◆ Material for this exercise
____________________

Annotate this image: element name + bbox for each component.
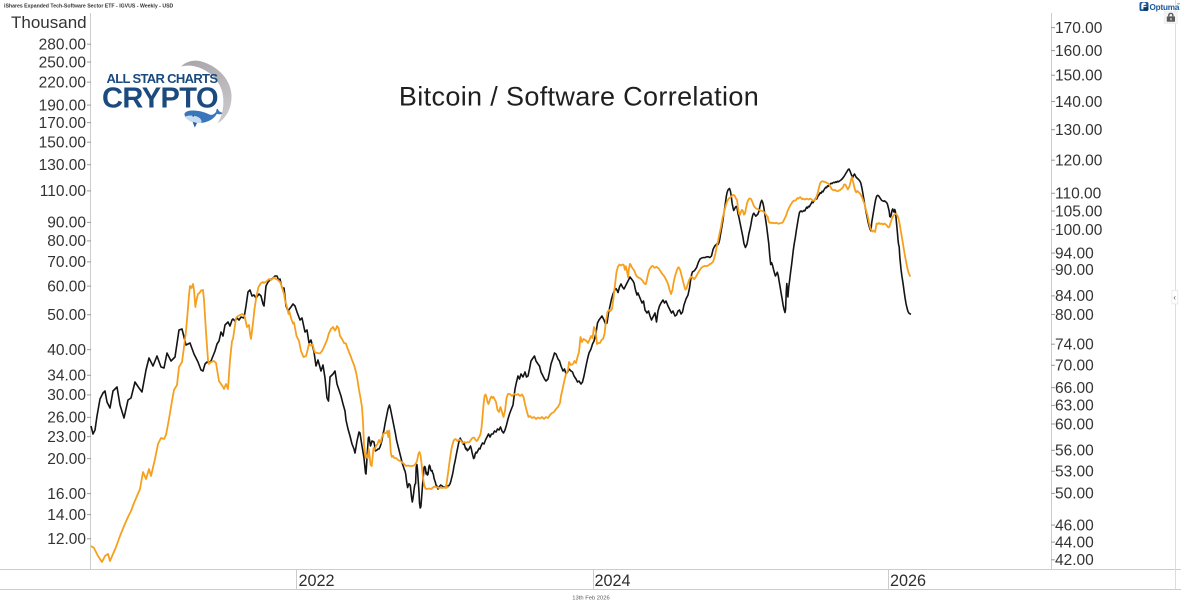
svg-text:94.00: 94.00 [1055, 245, 1094, 262]
svg-text:2026: 2026 [890, 572, 926, 590]
svg-text:80.00: 80.00 [47, 233, 86, 250]
svg-text:63.00: 63.00 [1055, 398, 1094, 415]
svg-text:12.00: 12.00 [47, 531, 86, 548]
svg-text:110.00: 110.00 [1055, 186, 1102, 203]
svg-text:iShares Expanded Tech-Software: iShares Expanded Tech-Software Sector ET… [4, 4, 174, 10]
svg-text:170.00: 170.00 [39, 115, 87, 132]
svg-text:120.00: 120.00 [1055, 153, 1103, 170]
svg-text:160.00: 160.00 [1055, 43, 1103, 60]
svg-text:16.00: 16.00 [47, 486, 86, 503]
svg-text:60.00: 60.00 [47, 278, 86, 295]
svg-text:66.00: 66.00 [1055, 380, 1094, 397]
svg-text:90.00: 90.00 [47, 215, 86, 232]
svg-text:140.00: 140.00 [1055, 94, 1103, 111]
svg-text:60.00: 60.00 [1055, 416, 1094, 433]
svg-text:220.00: 220.00 [39, 74, 87, 91]
svg-text:70.00: 70.00 [47, 254, 86, 271]
svg-text:105.00: 105.00 [1055, 203, 1103, 220]
svg-text:250.00: 250.00 [39, 54, 87, 71]
svg-text:130.00: 130.00 [1055, 122, 1103, 139]
svg-text:100.00: 100.00 [1055, 222, 1103, 239]
svg-text:40.00: 40.00 [47, 342, 86, 359]
svg-text:130.00: 130.00 [39, 157, 87, 174]
svg-text:14.00: 14.00 [47, 507, 86, 524]
svg-text:170.00: 170.00 [1055, 20, 1103, 37]
svg-text:34.00: 34.00 [47, 368, 86, 385]
svg-text:20.00: 20.00 [47, 451, 86, 468]
svg-text:74.00: 74.00 [1055, 337, 1094, 354]
svg-text:70.00: 70.00 [1055, 358, 1094, 375]
svg-text:Thousand: Thousand [11, 13, 87, 32]
svg-text:30.00: 30.00 [47, 387, 86, 404]
svg-text:44.00: 44.00 [1055, 534, 1094, 551]
svg-text:56.00: 56.00 [1055, 443, 1094, 460]
svg-text:280.00: 280.00 [39, 37, 87, 54]
svg-text:110.00: 110.00 [40, 183, 87, 200]
svg-text:80.00: 80.00 [1055, 307, 1094, 324]
svg-text:Optuma: Optuma [1150, 3, 1180, 12]
svg-text:Bitcoin / Software Correlation: Bitcoin / Software Correlation [399, 82, 759, 112]
svg-text:50.00: 50.00 [1055, 486, 1094, 503]
svg-text:23.00: 23.00 [47, 429, 86, 446]
svg-text:150.00: 150.00 [1055, 68, 1103, 85]
svg-text:ALL STAR CHARTS: ALL STAR CHARTS [107, 71, 219, 86]
svg-text:2022: 2022 [299, 572, 335, 590]
svg-text:13th Feb 2026: 13th Feb 2026 [572, 596, 609, 602]
svg-text:™: ™ [1177, 3, 1181, 7]
svg-text:150.00: 150.00 [39, 135, 87, 152]
svg-text:53.00: 53.00 [1055, 464, 1094, 481]
svg-text:2024: 2024 [595, 572, 631, 590]
svg-text:90.00: 90.00 [1055, 262, 1094, 279]
svg-text:46.00: 46.00 [1055, 517, 1094, 534]
svg-text:26.00: 26.00 [47, 410, 86, 427]
svg-text:‹: ‹ [1173, 292, 1176, 302]
svg-text:190.00: 190.00 [39, 97, 87, 114]
svg-text:42.00: 42.00 [1055, 552, 1094, 569]
svg-text:CRYPTO: CRYPTO [102, 83, 219, 115]
svg-text:50.00: 50.00 [47, 307, 86, 324]
svg-text:84.00: 84.00 [1055, 288, 1094, 305]
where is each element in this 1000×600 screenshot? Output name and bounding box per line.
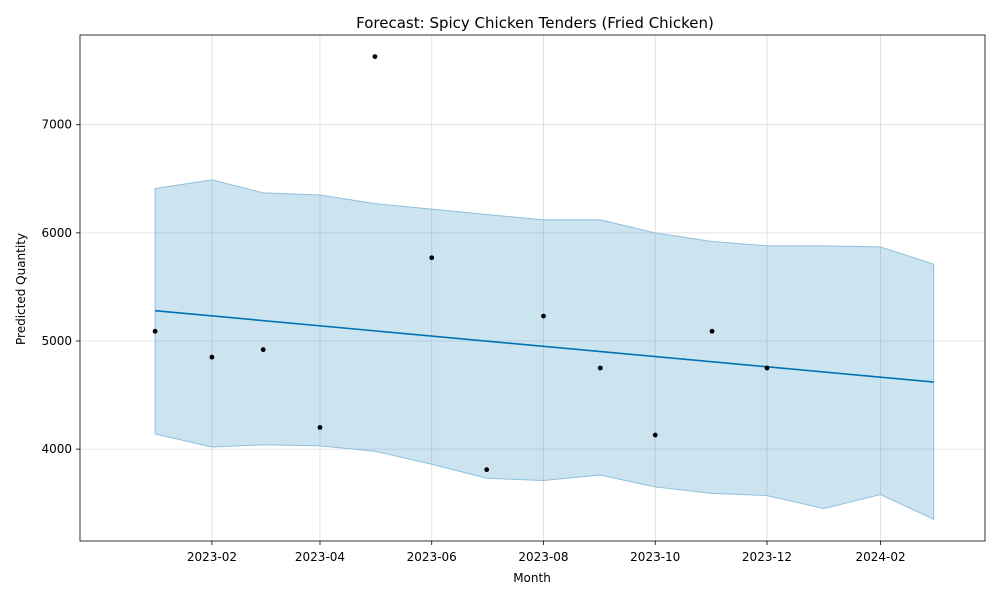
actual-points-layer <box>152 54 770 473</box>
x-tick-label: 2023-02 <box>187 550 237 564</box>
forecast-line <box>155 309 934 383</box>
y-tick-label: 5000 <box>41 334 72 348</box>
x-tick-label: 2024-02 <box>856 550 906 564</box>
actual-data-point <box>372 54 378 60</box>
y-axis-ticks: 4000 5000 6000 7000 <box>41 118 80 456</box>
x-tick-label: 2023-12 <box>742 550 792 564</box>
actual-data-point <box>260 347 266 353</box>
x-tick-label: 2023-06 <box>407 550 457 564</box>
actual-data-point <box>484 467 490 473</box>
chart-title: Forecast: Spicy Chicken Tenders (Fried C… <box>356 14 714 32</box>
x-tick-label: 2023-10 <box>630 550 680 564</box>
y-tick-label: 4000 <box>41 442 72 456</box>
actual-data-point <box>152 328 158 334</box>
x-axis-label: Month <box>513 571 551 585</box>
x-tick-label: 2023-08 <box>518 550 568 564</box>
actual-data-point <box>709 328 715 334</box>
uncertainty-band-layer <box>154 179 935 521</box>
actual-data-point <box>541 313 546 319</box>
actual-data-point <box>764 365 770 371</box>
actual-data-point <box>209 354 215 360</box>
plot-frame <box>79 34 986 542</box>
actual-data-point <box>317 425 323 430</box>
actual-data-point <box>597 365 603 371</box>
actual-data-point <box>652 432 658 438</box>
actual-data-point <box>429 255 435 261</box>
y-tick-label: 7000 <box>41 118 72 132</box>
x-axis-ticks: 2023-02 2023-04 2023-06 2023-08 2023-10 2023-… <box>187 541 906 564</box>
y-axis-label: Predicted Quantity <box>14 233 28 345</box>
y-tick-label: 6000 <box>41 226 72 240</box>
uncertainty-band <box>154 179 935 521</box>
x-tick-label: 2023-04 <box>295 550 345 564</box>
grid-lines <box>80 35 985 541</box>
forecast-line-layer <box>155 309 934 383</box>
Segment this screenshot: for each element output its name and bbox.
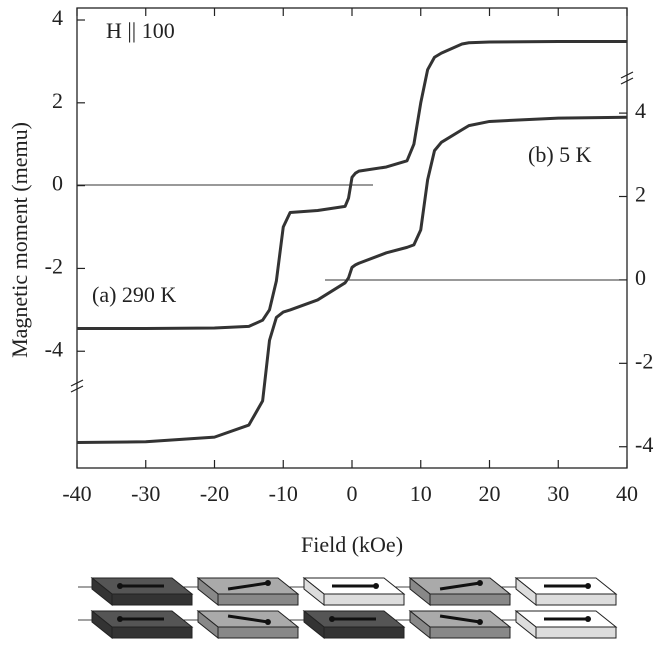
slab-front <box>535 626 617 639</box>
plot-frame <box>76 7 628 469</box>
slab-side <box>197 609 219 640</box>
annotation: (b) 5 K <box>528 142 592 167</box>
y-tick-label: 0 <box>52 171 63 196</box>
spin-head <box>476 580 483 587</box>
y-axis-label: Magnetic moment (memu) <box>7 122 32 358</box>
spin-head <box>585 583 591 589</box>
y-tick-label: -4 <box>45 336 63 361</box>
x-tick-label: 20 <box>479 481 501 506</box>
slab-side <box>409 576 431 607</box>
slab-side <box>197 576 219 607</box>
slab-side <box>515 609 537 640</box>
data-line <box>77 40 627 330</box>
y2-tick-label: -2 <box>635 348 653 373</box>
slab-side <box>91 609 113 640</box>
spin-head <box>585 616 591 622</box>
x-tick-label: 10 <box>410 481 432 506</box>
slab-front <box>323 593 405 606</box>
slab-side <box>91 576 113 607</box>
y-tick-label: 4 <box>52 5 63 30</box>
axis-breaks <box>70 71 634 393</box>
spin-arrow <box>227 614 269 624</box>
slab-front <box>535 593 617 606</box>
slab-front <box>429 626 511 639</box>
slab-side <box>303 576 325 607</box>
y2-tick-label: 0 <box>635 265 646 290</box>
spin-head <box>264 580 271 587</box>
slab-front <box>111 593 193 606</box>
x-axis-label: Field (kOe) <box>301 532 403 557</box>
x-tick-label: -20 <box>200 481 229 506</box>
y-tick-label: -2 <box>45 253 63 278</box>
spin-arrow <box>439 614 481 624</box>
x-tick-label: 40 <box>616 481 638 506</box>
slab-front <box>323 626 405 639</box>
spin-arrow <box>227 581 269 591</box>
x-tick-label: 30 <box>547 481 569 506</box>
y2-tick-label: 4 <box>635 98 646 123</box>
x-tick-label: -10 <box>269 481 298 506</box>
annotation: (a) 290 K <box>92 282 176 307</box>
annotation: H || 100 <box>106 18 175 43</box>
spin-head <box>117 583 123 589</box>
x-tick-label: -40 <box>62 481 91 506</box>
slab-front <box>217 626 299 639</box>
spin-arrow <box>439 581 481 591</box>
slab-front <box>429 593 511 606</box>
x-tick-label: -30 <box>131 481 160 506</box>
y-tick-label: 2 <box>52 88 63 113</box>
slab-front <box>217 593 299 606</box>
slab-front <box>111 626 193 639</box>
spin-head <box>373 583 379 589</box>
slab-side <box>303 609 325 640</box>
y2-tick-label: 2 <box>635 182 646 207</box>
slab-side <box>409 609 431 640</box>
spin-head <box>329 616 335 622</box>
spin-head <box>264 618 271 625</box>
data-line <box>76 115 628 445</box>
spin-head <box>476 618 483 625</box>
spin-head <box>117 616 123 622</box>
x-tick-label: 0 <box>347 481 358 506</box>
spin-diagram <box>78 576 618 640</box>
slab-side <box>515 576 537 607</box>
y2-tick-label: -4 <box>635 432 653 457</box>
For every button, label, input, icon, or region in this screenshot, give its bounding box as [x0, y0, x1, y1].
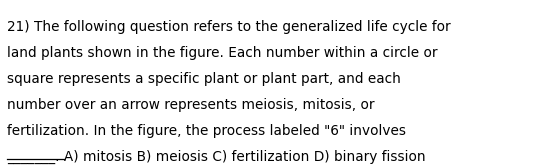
Text: fertilization. In the figure, the process labeled "6" involves: fertilization. In the figure, the proces… [7, 124, 406, 138]
Text: square represents a specific plant or plant part, and each: square represents a specific plant or pl… [7, 72, 401, 86]
Text: number over an arrow represents meiosis, mitosis, or: number over an arrow represents meiosis,… [7, 98, 374, 112]
Text: land plants shown in the figure. Each number within a circle or: land plants shown in the figure. Each nu… [7, 46, 437, 60]
Text: 21) The following question refers to the generalized life cycle for: 21) The following question refers to the… [7, 20, 450, 34]
Text: _______. A) mitosis B) meiosis C) fertilization D) binary fission: _______. A) mitosis B) meiosis C) fertil… [7, 149, 425, 164]
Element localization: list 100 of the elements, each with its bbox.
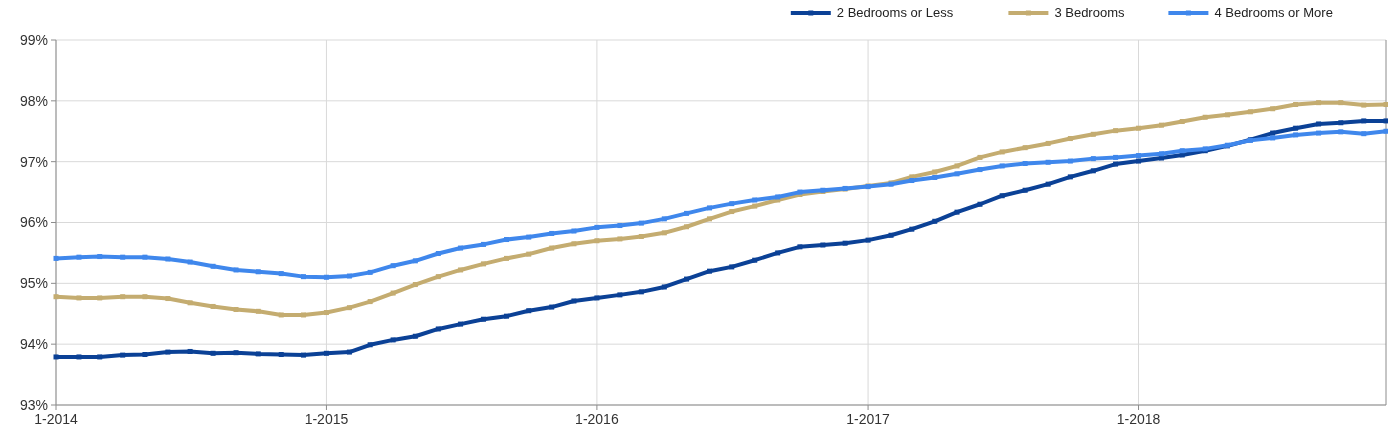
point: [526, 251, 532, 257]
point: [142, 352, 148, 358]
point: [617, 236, 623, 242]
point: [1293, 101, 1299, 107]
point: [481, 261, 487, 267]
point: [932, 174, 938, 180]
point: [53, 255, 59, 261]
point: [1090, 131, 1096, 137]
point: [1293, 132, 1299, 138]
point: [458, 267, 464, 273]
point: [120, 254, 126, 260]
point: [120, 352, 126, 358]
point: [752, 203, 758, 209]
point: [210, 303, 216, 309]
y-tick-label: 99%: [19, 31, 48, 48]
point: [1067, 174, 1073, 180]
point: [323, 274, 329, 280]
point: [1022, 160, 1028, 166]
point: [729, 209, 735, 215]
point: [549, 245, 555, 251]
x-tick-label: 1-2015: [304, 411, 349, 427]
point: [278, 312, 284, 318]
point: [255, 308, 261, 314]
point: [346, 305, 352, 311]
point: [412, 282, 418, 288]
y-tick-label: 95%: [19, 275, 48, 292]
point: [1136, 158, 1142, 164]
legend-label: 3 Bedrooms: [1054, 5, 1125, 20]
x-tick-label: 1-2017: [846, 411, 891, 427]
point: [481, 241, 487, 247]
point: [594, 238, 600, 244]
point: [571, 298, 577, 304]
point: [954, 209, 960, 215]
point: [617, 223, 623, 229]
point: [323, 350, 329, 356]
point: [707, 205, 713, 211]
point: [1224, 112, 1230, 118]
point: [752, 257, 758, 263]
point: [346, 349, 352, 355]
point: [1270, 135, 1276, 141]
point: [954, 163, 960, 169]
point: [594, 295, 600, 301]
point: [504, 313, 509, 319]
point: [932, 169, 938, 175]
point: [909, 178, 915, 184]
point: [1316, 130, 1322, 136]
point: [1361, 131, 1367, 137]
point: [1338, 100, 1344, 106]
point: [888, 232, 894, 238]
point: [797, 244, 803, 250]
point: [999, 193, 1005, 199]
y-tick-label: 94%: [19, 336, 48, 353]
point: [526, 308, 532, 314]
point: [435, 326, 441, 332]
point: [661, 230, 667, 236]
point: [1067, 136, 1073, 142]
point: [1179, 148, 1185, 154]
x-tick-label: 1-2016: [575, 411, 619, 427]
point: [1158, 155, 1164, 161]
point: [390, 290, 396, 296]
point: [999, 163, 1005, 169]
point: [1361, 102, 1367, 108]
point: [142, 254, 148, 260]
point: [233, 350, 239, 356]
point: [1022, 187, 1028, 193]
point: [1293, 125, 1299, 131]
point: [1113, 154, 1119, 160]
point: [820, 242, 826, 248]
point: [1045, 159, 1051, 165]
point: [865, 237, 871, 243]
point: [638, 220, 644, 226]
point: [255, 351, 261, 357]
point: [1136, 153, 1142, 159]
point: [367, 342, 373, 348]
x-tick-label: 1-2018: [1116, 411, 1161, 427]
point: [1316, 121, 1322, 127]
point: [210, 263, 216, 269]
point: [1136, 125, 1142, 131]
point: [97, 354, 103, 360]
point: [435, 274, 441, 280]
point: [707, 216, 713, 222]
point: [255, 269, 261, 275]
point: [1338, 120, 1344, 126]
point: [97, 295, 103, 301]
point: [435, 251, 441, 257]
point: [142, 294, 148, 300]
point: [571, 228, 577, 234]
legend-label: 2 Bedrooms or Less: [836, 5, 954, 20]
point: [210, 350, 216, 356]
point: [458, 245, 464, 251]
point: [300, 312, 306, 318]
point: [999, 149, 1005, 155]
point: [977, 154, 983, 160]
point: [932, 218, 938, 224]
y-tick-label: 98%: [19, 92, 48, 109]
y-tick-label: 93%: [19, 396, 48, 413]
point: [120, 294, 126, 300]
point: [729, 201, 735, 207]
point: [842, 240, 848, 246]
point: [76, 254, 82, 260]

____________________

◆ What the task requires
Arrange the lines of the listing between the line holding "svg-text:94.00: 94.00 [1055, 245, 1094, 262]" and the line holding "svg-text:110.00: 110.00 [1055, 186, 1102, 203]", inclusive, as a Markdown table with the columns Row and Line, leaving out any blank lines.

◆ Result of this exercise
| Row | Line |
|---|---|
| 1 | svg-text:94.00: 94.00 [1055, 245, 1094, 262] |
| 2 | svg-text:2026: 2026 [890, 572, 926, 590] |
| 3 | svg-text:80.00: 80.00 [47, 233, 86, 250] |
| 4 | svg-text:63.00: 63.00 [1055, 398, 1094, 415] |
| 5 | svg-text:12.00: 12.00 [47, 531, 86, 548] |
| 6 | svg-text:110.00: 110.00 [1055, 186, 1102, 203] |